[Begin Excerpt provided]

Project Diversita: When Machine Learning Meets User Experience

 

In this two-quarter grad school project, I explored how to unleash the power of Machine Learning to fulfill requirements that were tricky for the previous generation of technologies, with the consideration of Human-Centered Design and Engineering.

Background

Project Diversita was a Microsoft sponsored “Launch Project” at the University of Washington GIX in 2018 under the AI for Earth initiative. It aimed to empower biodiversity research by utilizing Machine Learning (ML) on Edge technology. The ML model had been trained by Microsoft Research based on the iNaturalist dataset.

I received training in Machine Learning and sensors, however for this project my role was mainly on product design. The challenge was to explore the potential market space and find a niche that fits our technology backbone best.

Time Span

Jun. 27, 2018–Dec. 07, 2018

About the Team

A ten-people team consists of UW GIX students (Phelps Xia, Hal Zhang, Ben Keller, and I) and Microsoft researchers (Dan Morris, Lucas Joppa)/engineers (Wee-Hyong Tok, Siyu Yang, Erika Menezes, Xiaoyong Zhu)

Role in the Project

Product Designer (UX, ID), Product Manager, User Researcher

General Objectives
  • Study the market to identify a niche camera trap scenario to disrupt with Microsoft’s ability in AI.

[End Excerpt provided]
[Begin Record extracts]

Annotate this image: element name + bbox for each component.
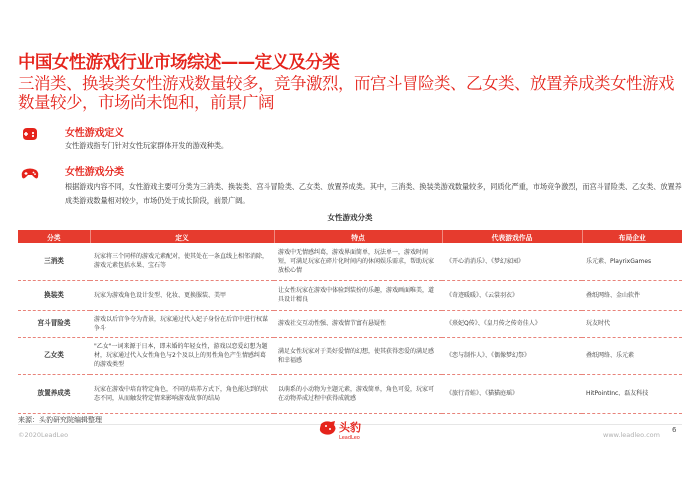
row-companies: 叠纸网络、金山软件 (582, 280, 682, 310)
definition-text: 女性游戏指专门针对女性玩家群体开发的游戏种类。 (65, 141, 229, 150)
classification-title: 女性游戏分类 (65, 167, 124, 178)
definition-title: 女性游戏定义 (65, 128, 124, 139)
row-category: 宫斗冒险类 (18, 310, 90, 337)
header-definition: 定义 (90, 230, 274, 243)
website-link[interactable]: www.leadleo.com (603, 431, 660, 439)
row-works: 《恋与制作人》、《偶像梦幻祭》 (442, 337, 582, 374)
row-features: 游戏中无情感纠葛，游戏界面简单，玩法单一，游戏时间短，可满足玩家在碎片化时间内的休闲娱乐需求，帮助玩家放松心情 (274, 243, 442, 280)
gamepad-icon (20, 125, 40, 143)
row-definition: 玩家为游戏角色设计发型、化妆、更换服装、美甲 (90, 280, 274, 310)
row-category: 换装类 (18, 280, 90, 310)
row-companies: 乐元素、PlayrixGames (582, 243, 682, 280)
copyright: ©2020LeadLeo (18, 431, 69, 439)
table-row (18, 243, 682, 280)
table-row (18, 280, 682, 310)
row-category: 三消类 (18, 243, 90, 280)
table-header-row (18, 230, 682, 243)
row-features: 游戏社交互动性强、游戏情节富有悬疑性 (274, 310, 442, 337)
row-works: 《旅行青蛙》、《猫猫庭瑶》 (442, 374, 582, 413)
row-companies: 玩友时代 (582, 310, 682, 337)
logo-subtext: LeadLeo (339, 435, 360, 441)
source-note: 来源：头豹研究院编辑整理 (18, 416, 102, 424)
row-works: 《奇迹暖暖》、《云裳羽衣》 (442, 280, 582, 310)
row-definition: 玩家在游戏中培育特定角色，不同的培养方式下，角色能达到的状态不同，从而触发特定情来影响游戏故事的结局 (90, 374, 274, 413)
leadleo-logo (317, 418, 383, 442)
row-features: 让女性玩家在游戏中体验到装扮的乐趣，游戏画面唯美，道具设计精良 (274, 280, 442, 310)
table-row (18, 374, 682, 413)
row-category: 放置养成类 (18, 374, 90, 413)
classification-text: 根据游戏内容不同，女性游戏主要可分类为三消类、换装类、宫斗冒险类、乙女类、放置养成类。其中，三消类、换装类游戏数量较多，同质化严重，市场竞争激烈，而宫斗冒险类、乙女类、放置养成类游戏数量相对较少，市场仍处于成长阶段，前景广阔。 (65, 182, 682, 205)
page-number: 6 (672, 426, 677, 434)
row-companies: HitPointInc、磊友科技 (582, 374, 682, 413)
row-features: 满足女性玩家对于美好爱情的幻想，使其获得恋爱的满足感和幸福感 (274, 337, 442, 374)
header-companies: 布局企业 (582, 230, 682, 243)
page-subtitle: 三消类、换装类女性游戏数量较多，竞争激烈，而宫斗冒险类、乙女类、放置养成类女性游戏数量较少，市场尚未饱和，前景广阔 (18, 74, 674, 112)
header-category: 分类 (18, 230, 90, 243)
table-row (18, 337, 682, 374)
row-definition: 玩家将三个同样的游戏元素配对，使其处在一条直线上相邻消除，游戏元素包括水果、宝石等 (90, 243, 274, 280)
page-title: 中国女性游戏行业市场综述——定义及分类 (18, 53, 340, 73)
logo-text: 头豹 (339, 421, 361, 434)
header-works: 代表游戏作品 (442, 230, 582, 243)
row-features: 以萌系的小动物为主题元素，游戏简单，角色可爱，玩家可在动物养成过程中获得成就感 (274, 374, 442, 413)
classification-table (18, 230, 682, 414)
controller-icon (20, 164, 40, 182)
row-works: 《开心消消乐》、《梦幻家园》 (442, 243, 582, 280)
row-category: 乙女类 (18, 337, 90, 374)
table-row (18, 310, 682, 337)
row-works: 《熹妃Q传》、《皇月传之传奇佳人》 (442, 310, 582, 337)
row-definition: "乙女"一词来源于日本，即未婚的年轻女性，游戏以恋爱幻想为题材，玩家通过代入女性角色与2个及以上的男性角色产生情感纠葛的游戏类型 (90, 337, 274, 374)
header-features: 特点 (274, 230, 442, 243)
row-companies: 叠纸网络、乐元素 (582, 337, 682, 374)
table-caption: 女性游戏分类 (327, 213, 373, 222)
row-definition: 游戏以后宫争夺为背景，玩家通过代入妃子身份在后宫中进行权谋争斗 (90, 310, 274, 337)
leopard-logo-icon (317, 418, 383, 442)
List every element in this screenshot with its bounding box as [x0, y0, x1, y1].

[End Record extracts]

> Task brief: Can you rewrite the Project Diversita write-up between "Project Diversita: When" and "technology backbone best.", inclusive, changing "biodiversity" to "wildlife"?

> In response:
Project Diversita: When Machine Learning Meets User Experience

 

In this two-quarter grad school project, I explored how to unleash the power of Machine Learning to fulfill requirements that were tricky for the previous generation of technologies, with the consideration of Human-Centered Design and Engineering.

Background

Project Diversita was a Microsoft sponsored “Launch Project” at the University of Washington GIX in 2018 under the AI for Earth initiative. It aimed to empower wildlife research by utilizing Machine Learning (ML) on Edge technology. The ML model had been trained by Microsoft Research based on the iNaturalist dataset.

I received training in Machine Learning and sensors, however for this project my role was mainly on product design. The challenge was to explore the potential market space and find a niche that fits our technology backbone best.